**Extracted records:**
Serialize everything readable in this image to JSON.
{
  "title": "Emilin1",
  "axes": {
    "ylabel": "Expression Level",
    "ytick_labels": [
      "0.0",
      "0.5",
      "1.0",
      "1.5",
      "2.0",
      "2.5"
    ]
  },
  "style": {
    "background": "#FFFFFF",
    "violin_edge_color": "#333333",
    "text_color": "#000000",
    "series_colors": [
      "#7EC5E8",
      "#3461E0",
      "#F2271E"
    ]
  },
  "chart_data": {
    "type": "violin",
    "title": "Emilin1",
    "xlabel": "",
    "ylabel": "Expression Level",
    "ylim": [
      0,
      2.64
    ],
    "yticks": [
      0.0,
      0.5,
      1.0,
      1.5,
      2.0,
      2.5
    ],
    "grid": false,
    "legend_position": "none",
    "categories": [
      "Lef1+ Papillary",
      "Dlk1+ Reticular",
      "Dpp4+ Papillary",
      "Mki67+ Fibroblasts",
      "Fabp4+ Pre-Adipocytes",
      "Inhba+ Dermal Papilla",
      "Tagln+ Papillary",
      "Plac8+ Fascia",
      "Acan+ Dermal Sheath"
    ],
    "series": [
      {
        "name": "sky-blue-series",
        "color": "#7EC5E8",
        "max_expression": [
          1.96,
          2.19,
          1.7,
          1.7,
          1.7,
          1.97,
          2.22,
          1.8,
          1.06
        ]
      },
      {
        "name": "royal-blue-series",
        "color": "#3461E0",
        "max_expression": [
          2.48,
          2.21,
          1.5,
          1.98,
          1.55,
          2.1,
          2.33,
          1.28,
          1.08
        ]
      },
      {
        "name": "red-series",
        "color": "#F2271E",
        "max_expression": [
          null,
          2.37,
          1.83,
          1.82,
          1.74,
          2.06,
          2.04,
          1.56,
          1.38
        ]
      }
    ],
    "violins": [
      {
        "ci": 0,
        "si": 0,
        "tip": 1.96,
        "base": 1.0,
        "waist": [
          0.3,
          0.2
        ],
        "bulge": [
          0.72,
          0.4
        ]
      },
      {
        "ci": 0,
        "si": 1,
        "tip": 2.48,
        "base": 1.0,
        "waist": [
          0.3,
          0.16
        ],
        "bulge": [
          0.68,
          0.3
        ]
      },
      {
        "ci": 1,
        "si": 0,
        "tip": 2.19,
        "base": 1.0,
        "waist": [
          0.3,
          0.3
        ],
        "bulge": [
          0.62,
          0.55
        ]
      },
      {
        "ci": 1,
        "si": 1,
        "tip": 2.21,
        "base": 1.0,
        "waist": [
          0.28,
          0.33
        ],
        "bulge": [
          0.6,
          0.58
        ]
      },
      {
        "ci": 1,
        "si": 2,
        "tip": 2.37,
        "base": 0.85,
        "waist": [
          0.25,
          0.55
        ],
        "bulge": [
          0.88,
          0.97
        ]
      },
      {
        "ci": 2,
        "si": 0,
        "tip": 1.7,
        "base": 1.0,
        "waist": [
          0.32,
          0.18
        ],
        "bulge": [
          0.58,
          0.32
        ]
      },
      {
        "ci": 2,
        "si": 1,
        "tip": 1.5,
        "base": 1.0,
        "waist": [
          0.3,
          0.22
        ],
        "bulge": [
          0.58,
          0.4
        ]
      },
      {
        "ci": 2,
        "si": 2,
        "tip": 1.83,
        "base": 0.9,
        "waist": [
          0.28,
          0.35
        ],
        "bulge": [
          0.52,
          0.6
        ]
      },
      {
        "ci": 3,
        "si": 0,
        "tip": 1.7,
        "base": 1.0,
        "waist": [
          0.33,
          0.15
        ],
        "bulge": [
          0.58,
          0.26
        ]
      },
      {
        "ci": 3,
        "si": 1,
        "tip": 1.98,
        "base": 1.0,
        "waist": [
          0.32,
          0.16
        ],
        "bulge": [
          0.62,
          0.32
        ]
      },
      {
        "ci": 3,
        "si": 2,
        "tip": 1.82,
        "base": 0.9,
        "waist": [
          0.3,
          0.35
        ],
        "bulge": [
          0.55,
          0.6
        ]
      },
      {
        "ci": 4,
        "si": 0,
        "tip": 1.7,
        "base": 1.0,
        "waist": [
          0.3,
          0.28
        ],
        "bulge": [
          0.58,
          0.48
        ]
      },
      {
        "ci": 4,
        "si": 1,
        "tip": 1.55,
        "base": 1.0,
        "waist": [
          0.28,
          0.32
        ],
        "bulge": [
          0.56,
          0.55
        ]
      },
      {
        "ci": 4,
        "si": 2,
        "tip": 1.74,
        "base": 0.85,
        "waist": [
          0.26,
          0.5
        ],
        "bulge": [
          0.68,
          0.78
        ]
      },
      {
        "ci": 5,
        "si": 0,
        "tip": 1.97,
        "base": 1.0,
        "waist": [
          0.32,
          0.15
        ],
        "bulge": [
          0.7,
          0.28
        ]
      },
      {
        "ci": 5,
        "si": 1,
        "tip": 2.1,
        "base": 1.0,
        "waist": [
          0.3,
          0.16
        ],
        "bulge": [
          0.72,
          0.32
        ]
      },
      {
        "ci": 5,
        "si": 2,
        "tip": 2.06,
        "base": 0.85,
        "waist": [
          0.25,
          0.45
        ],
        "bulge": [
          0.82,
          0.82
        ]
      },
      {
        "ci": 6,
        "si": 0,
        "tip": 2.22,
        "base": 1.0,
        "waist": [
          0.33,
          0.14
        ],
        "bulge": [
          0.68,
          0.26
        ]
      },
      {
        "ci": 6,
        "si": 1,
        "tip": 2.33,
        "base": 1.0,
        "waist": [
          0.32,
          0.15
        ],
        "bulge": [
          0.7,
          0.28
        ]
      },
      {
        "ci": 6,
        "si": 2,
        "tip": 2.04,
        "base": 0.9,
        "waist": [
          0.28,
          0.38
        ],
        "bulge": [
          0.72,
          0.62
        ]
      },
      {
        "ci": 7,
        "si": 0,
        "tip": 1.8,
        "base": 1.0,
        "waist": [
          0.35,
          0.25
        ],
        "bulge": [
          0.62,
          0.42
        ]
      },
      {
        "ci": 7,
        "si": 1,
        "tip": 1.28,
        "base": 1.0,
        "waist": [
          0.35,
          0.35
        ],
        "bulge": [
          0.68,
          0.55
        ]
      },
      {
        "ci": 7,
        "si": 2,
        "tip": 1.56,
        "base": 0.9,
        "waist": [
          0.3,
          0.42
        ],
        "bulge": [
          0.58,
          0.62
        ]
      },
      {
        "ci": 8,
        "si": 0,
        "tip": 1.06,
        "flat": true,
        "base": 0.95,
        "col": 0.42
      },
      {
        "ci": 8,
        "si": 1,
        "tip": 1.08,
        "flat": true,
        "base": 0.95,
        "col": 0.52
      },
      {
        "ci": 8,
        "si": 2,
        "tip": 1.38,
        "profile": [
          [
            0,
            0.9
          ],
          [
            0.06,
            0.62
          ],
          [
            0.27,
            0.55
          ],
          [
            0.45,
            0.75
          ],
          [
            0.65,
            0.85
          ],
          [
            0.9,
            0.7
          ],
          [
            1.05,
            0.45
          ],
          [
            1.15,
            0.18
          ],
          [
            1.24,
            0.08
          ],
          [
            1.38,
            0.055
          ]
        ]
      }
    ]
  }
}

**Given problem:**
Find each line holding the word "name" and copy it.

**Problem solution:**
        "name": "sky-blue-series",
        "name": "royal-blue-series",
        "name": "red-series",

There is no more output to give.